## Task statement
Can you write out the whole listing exactly?

## Available data
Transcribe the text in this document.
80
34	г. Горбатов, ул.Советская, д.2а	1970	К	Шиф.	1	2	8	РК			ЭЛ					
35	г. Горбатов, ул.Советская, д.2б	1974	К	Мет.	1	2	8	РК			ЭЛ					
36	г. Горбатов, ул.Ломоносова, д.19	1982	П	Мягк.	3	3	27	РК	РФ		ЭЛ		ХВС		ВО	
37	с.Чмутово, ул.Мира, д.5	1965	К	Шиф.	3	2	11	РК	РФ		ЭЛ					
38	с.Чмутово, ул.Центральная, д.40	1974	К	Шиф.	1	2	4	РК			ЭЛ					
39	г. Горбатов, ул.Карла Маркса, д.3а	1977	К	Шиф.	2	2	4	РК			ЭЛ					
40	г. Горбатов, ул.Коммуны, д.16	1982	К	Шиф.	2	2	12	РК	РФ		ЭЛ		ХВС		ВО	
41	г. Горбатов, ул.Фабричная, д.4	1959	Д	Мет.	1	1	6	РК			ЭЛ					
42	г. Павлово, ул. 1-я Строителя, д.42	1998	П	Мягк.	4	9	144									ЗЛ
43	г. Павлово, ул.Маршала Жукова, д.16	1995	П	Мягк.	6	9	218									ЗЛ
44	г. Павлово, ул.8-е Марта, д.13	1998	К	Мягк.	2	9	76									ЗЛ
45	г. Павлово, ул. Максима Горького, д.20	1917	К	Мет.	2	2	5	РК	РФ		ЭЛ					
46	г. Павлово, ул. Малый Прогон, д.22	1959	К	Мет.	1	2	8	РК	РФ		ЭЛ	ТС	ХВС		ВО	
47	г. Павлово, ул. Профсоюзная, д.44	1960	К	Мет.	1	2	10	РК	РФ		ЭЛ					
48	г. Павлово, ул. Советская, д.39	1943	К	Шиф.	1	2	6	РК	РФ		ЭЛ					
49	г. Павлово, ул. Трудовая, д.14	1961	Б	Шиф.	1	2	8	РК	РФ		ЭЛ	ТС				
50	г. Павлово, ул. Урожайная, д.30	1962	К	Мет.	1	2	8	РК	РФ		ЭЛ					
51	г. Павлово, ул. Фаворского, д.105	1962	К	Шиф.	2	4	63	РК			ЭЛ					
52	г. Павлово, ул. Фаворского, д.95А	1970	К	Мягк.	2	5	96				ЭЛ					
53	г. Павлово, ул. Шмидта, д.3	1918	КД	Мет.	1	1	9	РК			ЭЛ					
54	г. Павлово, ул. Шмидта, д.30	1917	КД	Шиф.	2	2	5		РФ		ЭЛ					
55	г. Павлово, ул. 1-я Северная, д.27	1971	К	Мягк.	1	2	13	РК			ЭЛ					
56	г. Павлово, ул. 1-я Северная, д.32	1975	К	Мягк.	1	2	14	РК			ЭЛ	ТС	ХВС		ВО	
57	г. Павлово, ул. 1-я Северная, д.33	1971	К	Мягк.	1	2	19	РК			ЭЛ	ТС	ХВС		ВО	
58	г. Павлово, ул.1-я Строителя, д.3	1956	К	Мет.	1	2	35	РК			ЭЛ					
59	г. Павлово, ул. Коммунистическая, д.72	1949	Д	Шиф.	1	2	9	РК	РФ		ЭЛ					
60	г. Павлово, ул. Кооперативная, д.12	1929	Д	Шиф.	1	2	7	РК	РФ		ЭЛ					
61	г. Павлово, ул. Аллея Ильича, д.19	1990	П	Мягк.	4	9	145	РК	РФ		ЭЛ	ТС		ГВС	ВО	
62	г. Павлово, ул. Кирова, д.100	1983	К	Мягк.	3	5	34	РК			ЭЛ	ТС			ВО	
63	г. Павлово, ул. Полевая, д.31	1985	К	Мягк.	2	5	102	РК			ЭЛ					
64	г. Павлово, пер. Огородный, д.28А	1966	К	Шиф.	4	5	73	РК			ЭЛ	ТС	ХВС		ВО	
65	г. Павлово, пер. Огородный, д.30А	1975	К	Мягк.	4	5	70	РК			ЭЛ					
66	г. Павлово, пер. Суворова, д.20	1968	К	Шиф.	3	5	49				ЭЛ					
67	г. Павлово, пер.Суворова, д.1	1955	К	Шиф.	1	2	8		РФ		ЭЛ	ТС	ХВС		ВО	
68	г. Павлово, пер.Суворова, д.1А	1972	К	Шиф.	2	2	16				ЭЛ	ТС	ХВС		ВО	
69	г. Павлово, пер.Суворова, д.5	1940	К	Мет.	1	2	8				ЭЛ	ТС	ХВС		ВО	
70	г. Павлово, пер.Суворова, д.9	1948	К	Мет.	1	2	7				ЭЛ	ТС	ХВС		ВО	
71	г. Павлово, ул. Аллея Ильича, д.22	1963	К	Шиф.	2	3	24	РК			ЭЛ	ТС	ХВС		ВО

## Answer for the task
Transcribe the text in this document.
80
34	г. Горбатов, ул.Советская, д.2а	1970	К	Шиф.	1	2	8	РК			ЭЛ					
35	г. Горбатов, ул.Советская, д.2б	1974	К	Мет.	1	2	8	РК			ЭЛ					
36	г. Горбатов, ул.Ломоносова, д.19	1982	П	Мягк.	3	3	27	РК	РФ		ЭЛ		ХВС		ВО	
37	с.Чмутово, ул.Мира, д.5	1965	К	Шиф.	3	2	11	РК	РФ		ЭЛ					
38	с.Чмутово, ул.Центральная, д.40	1974	К	Шиф.	1	2	4	РК			ЭЛ					
39	г. Горбатов, ул.Карла Маркса, д.3а	1977	К	Шиф.	2	2	4	РК			ЭЛ					
40	г. Горбатов, ул.Коммуны, д.16	1982	К	Шиф.	2	2	12	РК	РФ		ЭЛ		ХВС		ВО	
41	г. Горбатов, ул.Фабричная, д.4	1959	Д	Мет.	1	1	6	РК			ЭЛ					
42	г. Павлово, ул. 1-я Строителя, д.42	1998	П	Мягк.	4	9	144									ЗЛ
43	г. Павлово, ул.Маршала Жукова, д.16	1995	П	Мягк.	6	9	218									ЗЛ
44	г. Павлово, ул.8-е Марта, д.13	1998	К	Мягк.	2	9	76									ЗЛ
45	г. Павлово, ул. Максима Горького, д.20	1917	К	Мет.	2	2	5	РК	РФ		ЭЛ					
46	г. Павлово, ул. Малый Прогон, д.22	1959	К	Мет.	1	2	8	РК	РФ		ЭЛ	ТС	ХВС		ВО	
47	г. Павлово, ул. Профсоюзная, д.44	1960	К	Мет.	1	2	10	РК	РФ		ЭЛ					
48	г. Павлово, ул. Советская, д.39	1943	К	Шиф.	1	2	6	РК	РФ		ЭЛ					
49	г. Павлово, ул. Трудовая, д.14	1961	Б	Шиф.	1	2	8	РК	РФ		ЭЛ	ТС				
50	г. Павлово, ул. Урожайная, д.30	1962	К	Мет.	1	2	8	РК	РФ		ЭЛ					
51	г. Павлово, ул. Фаворского, д.105	1962	К	Шиф.	2	4	63	РК			ЭЛ					
52	г. Павлово, ул. Фаворского, д.95А	1970	К	Мягк.	2	5	96				ЭЛ					
53	г. Павлово, ул. Шмидта, д.3	1918	КД	Мет.	1	1	9	РК			ЭЛ					
54	г. Павлово, ул. Шмидта, д.30	1917	КД	Шиф.	2	2	5		РФ		ЭЛ					
55	г. Павлово, ул. 1-я Северная, д.27	1971	К	Мягк.	1	2	13	РК			ЭЛ					
56	г. Павлово, ул. 1-я Северная, д.32	1975	К	Мягк.	1	2	14	РК			ЭЛ	ТС	ХВС		ВО	
57	г. Павлово, ул. 1-я Северная, д.33	1971	К	Мягк.	1	2	19	РК			ЭЛ	ТС	ХВС		ВО	
58	г. Павлово, ул.1-я Строителя, д.3	1956	К	Мет.	1	2	35	РК			ЭЛ					
59	г. Павлово, ул. Коммунистическая, д.72	1949	Д	Шиф.	1	2	9	РК	РФ		ЭЛ					
60	г. Павлово, ул. Кооперативная, д.12	1929	Д	Шиф.	1	2	7	РК	РФ		ЭЛ					
61	г. Павлово, ул. Аллея Ильича, д.19	1990	П	Мягк.	4	9	145	РК	РФ		ЭЛ	ТС		ГВС	ВО	
62	г. Павлово, ул. Кирова, д.100	1983	К	Мягк.	3	5	34	РК			ЭЛ	ТС			ВО	
63	г. Павлово, ул. Полевая, д.31	1985	К	Мягк.	2	5	102	РК			ЭЛ					
64	г. Павлово, пер. Огородный, д.28А	1966	К	Шиф.	4	5	73	РК			ЭЛ	ТС	ХВС		ВО	
65	г. Павлово, пер. Огородный, д.30А	1975	К	Мягк.	4	5	70	РК			ЭЛ					
66	г. Павлово, пер. Суворова, д.20	1968	К	Шиф.	3	5	49				ЭЛ					
67	г. Павлово, пер.Суворова, д.1	1955	К	Шиф.	1	2	8		РФ		ЭЛ	ТС	ХВС		ВО	
68	г. Павлово, пер.Суворова, д.1А	1972	К	Шиф.	2	2	16				ЭЛ	ТС	ХВС		ВО	
69	г. Павлово, пер.Суворова, д.5	1940	К	Мет.	1	2	8				ЭЛ	ТС	ХВС		ВО	
70	г. Павлово, пер.Суворова, д.9	1948	К	Мет.	1	2	7				ЭЛ	ТС	ХВС		ВО	
71	г. Павлово, ул. Аллея Ильича, д.22	1963	К	Шиф.	2	3	24	РК			ЭЛ	ТС	ХВС		ВО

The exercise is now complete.